■ Set exercise ■
Check each line of the records below and collect those that include the word "value".

Extracted records:
= = =

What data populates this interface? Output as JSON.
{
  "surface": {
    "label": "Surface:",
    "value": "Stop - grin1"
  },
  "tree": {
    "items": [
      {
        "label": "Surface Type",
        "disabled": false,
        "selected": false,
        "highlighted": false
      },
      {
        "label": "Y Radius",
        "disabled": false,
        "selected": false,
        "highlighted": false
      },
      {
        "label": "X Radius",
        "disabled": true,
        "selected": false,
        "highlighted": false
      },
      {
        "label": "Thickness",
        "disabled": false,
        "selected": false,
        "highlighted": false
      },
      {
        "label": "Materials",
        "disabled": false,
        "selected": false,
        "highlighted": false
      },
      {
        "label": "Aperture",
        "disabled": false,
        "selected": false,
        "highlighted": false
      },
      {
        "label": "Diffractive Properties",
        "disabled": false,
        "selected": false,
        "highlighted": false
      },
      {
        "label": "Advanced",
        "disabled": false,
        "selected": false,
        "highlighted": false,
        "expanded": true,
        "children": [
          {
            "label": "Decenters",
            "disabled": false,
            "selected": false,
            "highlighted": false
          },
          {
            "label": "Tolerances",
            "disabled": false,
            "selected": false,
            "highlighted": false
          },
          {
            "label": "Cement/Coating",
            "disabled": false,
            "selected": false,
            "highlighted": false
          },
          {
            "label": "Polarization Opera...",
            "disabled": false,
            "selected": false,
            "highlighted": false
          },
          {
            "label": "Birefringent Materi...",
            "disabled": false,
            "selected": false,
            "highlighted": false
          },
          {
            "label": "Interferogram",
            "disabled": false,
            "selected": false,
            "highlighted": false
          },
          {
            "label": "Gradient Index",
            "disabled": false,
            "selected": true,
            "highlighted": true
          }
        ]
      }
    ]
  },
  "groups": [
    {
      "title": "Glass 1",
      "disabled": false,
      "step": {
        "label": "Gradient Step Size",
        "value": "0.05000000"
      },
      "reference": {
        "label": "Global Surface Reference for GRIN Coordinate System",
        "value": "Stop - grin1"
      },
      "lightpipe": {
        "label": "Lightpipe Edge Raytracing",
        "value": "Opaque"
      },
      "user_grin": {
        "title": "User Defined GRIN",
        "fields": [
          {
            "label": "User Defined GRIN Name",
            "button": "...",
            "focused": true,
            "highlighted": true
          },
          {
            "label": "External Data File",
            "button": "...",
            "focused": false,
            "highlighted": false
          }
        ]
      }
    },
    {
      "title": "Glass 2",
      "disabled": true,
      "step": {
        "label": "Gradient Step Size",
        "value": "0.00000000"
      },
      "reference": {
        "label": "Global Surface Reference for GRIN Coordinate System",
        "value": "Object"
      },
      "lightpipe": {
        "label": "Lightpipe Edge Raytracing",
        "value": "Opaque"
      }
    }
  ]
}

= = =

■ Task result ■
    "value": "Stop - grin1"
        "value": "0.05000000"
        "value": "Stop - grin1"
        "value": "Opaque"
        "value": "0.00000000"
        "value": "Object"
        "value": "Opaque"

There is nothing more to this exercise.